§ **Extrait choisi**:
--
L’une après l’autre, depuis quelques semaines, une série de publications ministérielles met l’enseignement professionnel en question. Ainsi, une évaluation officielle affirme que « tous les domaines de formation ne sont pas égaux devant l’insertion professionnelle ». L’insertion est plus difficile dans les spécialités des services que dans les spécialités industrielles. Plus récemment, un rapport de l’Inspection générale sur les BEP tertiaire établit que » La question de la fonction et de l’utilité de ces deux BEP est donc posée aujourd’hui ». Le 20 janvier, un nouveau rapport, consacré aux bacs professionnels devrait être publié. Dans le grand débat sur l’Ecole, l’enseignement professionnel semble particulièrement questionné. Nous avons demandé à Olivier Masson d’éclairer les enjeux d’une réforme de ces filières. Puisse ce premier texte initier un profitable débat.
FJ- O. Masson l’enseignement professionnel vous parait menacé ?
OM- Tout dépend de la profondeur du champ. Si l’on regarde les évolutions très récentes, on peut constater que la réduction de la voilure dans l’Education Nationale s’est traduite par des suppressions de classes, postes ou sections dans les secteurs les moins visibles du service public, dont l’enseignement professionnel. La notice de présentation du grand débat sur l’avenir de l’école peut confirmer cette impression : la seule courbe déclinante s’agissant du nombre d’élèves par classe est celle des lycées professionnels. Les lycées technologiques, quant à eux, se fondent dans le second cycle général… Le message est allusif mais insistant : les LP coûtent cher, alors que la baisse des sorties sans qualification stagne à 7%. Cela, c’est de la « gestion comptable « . Du moins, si l’on ne regarde que le court terme.
FJ- Pourtant le nombre de bacheliers professionnels a plus que triplé durant les années 1990 et nous avons proportionnellement beaucoup plus de jeunes sortant avec un diplôme professionnel court (BEP, CAP) que nos voisins. Plus que le professionnel dans son ensemble, c’est plutôt le professionnel tertiaire qui est aujourd’hui critiqué alors que les séries industrielles sont reconnues.
--
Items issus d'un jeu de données
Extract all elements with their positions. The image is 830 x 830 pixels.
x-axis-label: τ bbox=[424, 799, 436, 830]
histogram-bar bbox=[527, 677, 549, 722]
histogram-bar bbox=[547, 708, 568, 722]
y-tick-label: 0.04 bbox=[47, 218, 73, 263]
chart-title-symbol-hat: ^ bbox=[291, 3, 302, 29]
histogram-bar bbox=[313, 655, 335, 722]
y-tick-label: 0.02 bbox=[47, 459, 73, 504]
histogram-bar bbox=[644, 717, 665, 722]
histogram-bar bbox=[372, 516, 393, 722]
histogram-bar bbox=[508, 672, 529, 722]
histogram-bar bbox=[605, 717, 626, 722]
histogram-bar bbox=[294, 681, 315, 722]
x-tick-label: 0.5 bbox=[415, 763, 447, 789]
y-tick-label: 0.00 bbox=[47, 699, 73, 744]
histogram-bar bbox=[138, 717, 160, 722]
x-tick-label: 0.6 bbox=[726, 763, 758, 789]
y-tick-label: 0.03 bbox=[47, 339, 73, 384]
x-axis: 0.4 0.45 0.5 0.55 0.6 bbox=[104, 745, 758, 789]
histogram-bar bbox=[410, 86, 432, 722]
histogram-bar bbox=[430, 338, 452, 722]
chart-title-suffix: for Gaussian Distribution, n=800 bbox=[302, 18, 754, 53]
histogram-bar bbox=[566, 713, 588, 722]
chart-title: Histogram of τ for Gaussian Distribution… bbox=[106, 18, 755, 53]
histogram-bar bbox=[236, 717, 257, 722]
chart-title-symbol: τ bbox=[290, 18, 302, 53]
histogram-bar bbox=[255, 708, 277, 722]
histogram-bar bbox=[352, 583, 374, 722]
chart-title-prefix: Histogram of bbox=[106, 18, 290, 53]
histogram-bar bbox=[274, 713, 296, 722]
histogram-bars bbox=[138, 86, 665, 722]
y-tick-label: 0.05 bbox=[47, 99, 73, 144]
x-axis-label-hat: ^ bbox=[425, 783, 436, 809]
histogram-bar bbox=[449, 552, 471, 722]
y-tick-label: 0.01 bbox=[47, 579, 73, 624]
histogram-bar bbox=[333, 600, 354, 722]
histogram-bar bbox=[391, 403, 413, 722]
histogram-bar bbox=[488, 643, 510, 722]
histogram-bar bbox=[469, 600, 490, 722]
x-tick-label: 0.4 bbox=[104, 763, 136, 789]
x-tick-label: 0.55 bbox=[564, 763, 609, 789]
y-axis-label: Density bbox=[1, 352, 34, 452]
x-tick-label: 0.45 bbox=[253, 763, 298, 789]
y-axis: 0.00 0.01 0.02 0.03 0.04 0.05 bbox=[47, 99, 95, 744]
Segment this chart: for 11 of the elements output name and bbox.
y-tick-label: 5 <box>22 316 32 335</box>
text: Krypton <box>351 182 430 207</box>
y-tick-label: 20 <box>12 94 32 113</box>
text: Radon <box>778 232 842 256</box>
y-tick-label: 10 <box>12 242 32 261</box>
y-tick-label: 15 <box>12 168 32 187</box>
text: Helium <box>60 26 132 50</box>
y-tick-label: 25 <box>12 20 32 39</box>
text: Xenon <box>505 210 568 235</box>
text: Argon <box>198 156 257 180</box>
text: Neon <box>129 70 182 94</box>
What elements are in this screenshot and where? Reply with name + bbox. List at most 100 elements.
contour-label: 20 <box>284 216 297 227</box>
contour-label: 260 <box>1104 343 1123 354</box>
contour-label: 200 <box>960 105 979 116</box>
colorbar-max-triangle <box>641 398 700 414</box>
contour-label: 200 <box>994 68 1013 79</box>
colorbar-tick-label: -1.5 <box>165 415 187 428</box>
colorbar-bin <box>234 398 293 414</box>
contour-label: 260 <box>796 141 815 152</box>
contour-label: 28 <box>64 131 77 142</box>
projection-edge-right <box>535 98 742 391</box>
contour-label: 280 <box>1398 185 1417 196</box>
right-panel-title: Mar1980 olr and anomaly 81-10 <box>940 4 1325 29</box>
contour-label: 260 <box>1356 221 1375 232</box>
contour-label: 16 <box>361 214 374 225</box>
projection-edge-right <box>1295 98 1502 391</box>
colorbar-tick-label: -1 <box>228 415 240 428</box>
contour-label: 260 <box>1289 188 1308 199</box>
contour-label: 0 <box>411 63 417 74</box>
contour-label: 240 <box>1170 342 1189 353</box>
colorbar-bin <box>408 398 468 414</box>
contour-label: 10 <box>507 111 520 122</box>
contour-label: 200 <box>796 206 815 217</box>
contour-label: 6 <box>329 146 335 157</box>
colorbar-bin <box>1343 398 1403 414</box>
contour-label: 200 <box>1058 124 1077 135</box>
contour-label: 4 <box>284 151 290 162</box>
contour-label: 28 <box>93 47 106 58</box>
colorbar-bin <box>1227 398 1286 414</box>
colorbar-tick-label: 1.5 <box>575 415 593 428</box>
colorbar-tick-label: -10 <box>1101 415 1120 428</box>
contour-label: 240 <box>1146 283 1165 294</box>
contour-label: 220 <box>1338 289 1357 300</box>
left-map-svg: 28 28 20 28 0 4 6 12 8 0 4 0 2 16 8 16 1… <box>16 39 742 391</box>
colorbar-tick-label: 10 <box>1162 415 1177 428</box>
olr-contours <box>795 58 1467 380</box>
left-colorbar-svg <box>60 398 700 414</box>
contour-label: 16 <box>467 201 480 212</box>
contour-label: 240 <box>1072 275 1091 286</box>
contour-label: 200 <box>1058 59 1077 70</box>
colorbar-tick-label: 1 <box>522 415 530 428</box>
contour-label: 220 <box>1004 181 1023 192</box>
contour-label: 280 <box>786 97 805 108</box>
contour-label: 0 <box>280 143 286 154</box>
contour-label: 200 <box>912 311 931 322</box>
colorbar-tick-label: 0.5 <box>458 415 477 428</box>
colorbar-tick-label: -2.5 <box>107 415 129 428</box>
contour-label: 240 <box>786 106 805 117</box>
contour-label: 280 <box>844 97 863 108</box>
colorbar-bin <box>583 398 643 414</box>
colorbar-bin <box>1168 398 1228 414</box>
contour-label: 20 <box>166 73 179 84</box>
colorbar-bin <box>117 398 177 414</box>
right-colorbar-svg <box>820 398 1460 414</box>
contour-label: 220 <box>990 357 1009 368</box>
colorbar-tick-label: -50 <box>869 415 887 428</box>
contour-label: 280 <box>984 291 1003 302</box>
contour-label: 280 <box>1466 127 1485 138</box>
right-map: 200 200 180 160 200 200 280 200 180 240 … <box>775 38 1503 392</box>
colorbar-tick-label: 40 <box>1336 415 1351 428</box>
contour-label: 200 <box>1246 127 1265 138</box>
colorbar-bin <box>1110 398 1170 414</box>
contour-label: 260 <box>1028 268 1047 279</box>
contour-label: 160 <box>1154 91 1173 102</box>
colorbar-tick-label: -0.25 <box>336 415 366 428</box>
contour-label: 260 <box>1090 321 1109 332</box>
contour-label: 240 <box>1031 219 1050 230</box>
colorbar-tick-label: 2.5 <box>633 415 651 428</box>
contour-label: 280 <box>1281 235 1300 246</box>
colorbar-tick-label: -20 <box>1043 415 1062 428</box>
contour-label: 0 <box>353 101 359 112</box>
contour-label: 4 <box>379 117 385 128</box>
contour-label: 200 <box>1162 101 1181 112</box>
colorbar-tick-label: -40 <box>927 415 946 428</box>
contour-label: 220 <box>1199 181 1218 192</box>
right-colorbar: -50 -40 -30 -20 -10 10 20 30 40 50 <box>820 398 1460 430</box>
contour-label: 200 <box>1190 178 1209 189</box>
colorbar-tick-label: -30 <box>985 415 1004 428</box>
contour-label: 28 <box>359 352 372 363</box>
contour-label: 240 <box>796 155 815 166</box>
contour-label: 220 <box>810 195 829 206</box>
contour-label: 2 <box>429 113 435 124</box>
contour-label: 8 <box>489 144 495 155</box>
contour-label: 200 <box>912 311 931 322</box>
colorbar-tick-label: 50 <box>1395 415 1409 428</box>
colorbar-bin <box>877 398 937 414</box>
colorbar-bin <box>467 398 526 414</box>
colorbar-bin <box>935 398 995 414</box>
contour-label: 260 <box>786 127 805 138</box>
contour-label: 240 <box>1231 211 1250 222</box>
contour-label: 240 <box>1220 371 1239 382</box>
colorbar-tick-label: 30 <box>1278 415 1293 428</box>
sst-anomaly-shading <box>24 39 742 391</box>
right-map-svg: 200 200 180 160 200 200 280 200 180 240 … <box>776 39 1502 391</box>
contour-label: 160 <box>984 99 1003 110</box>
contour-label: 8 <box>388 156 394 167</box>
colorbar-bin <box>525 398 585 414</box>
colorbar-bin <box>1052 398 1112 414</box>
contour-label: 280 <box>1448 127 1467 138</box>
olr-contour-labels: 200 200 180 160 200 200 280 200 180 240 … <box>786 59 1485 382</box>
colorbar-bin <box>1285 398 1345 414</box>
--
§ **Vos consignes**: Reprenez l'entretien sur l'enseignement professionnel à la suite de sa dernière phrase et poursuivez-en le fil.

§ **Résultat attendu**:
OM- Je vous suis dans les premières affirmations ! C’est là que l’analyse de long terme doit reprendre ses droits. En clair, depuis vingt ans s’est opéré un véritable glissement : ouverture des bacs pro au détriment des CAP et BEP confiés aux CFA. Il y a eu parallèlement une véritable révolution copernicienne dans le service public : rénovation de la voie professionnelle pour une meilleure prise en compte des évolutions (plus de techniciens et moins d’ouvriers ; plus de liens entre « terrain » et « école « ). Les entreprises, quant à elles, embauchent des bacs pro à la place des BEP, des BEP à la place des CAP. Mais on pourrait faire la même remarque à propos des diplômés de l’enseignement supérieur.
Que recouvre la mise en cause du professionnel tertiaire ? Aujourd’hui beaucoup de jeunes accèdent à l’emploi dans des champs professionnels totalement différents de leur diplôme. Difficulté d’avoir accès à la mobilité géographique quand on n’a jamais organisé ses propres voyages, quitté ses parents ; ou inversement volonté de marquer tout de suite son autonomie financière. S’il y avait plus d’emploi dans l’industrie, cela se saurait ! Le lien entre formation et emploi est aujourd’hui de plus en plus illisible, surtout à l’échelle d’un bassin. En revanche, chacun a besoin d’avoir et un bagage minimum reconnu socialement et un parcours de réussite intériorisé personnellement qui permette non seulement de s’adapter, mais aussi de se reconvertir. La formation tout au long de la vie…
FJ_- Quels sont pour vous les risques d’un déclin numérique de l’enseignement professionnel ?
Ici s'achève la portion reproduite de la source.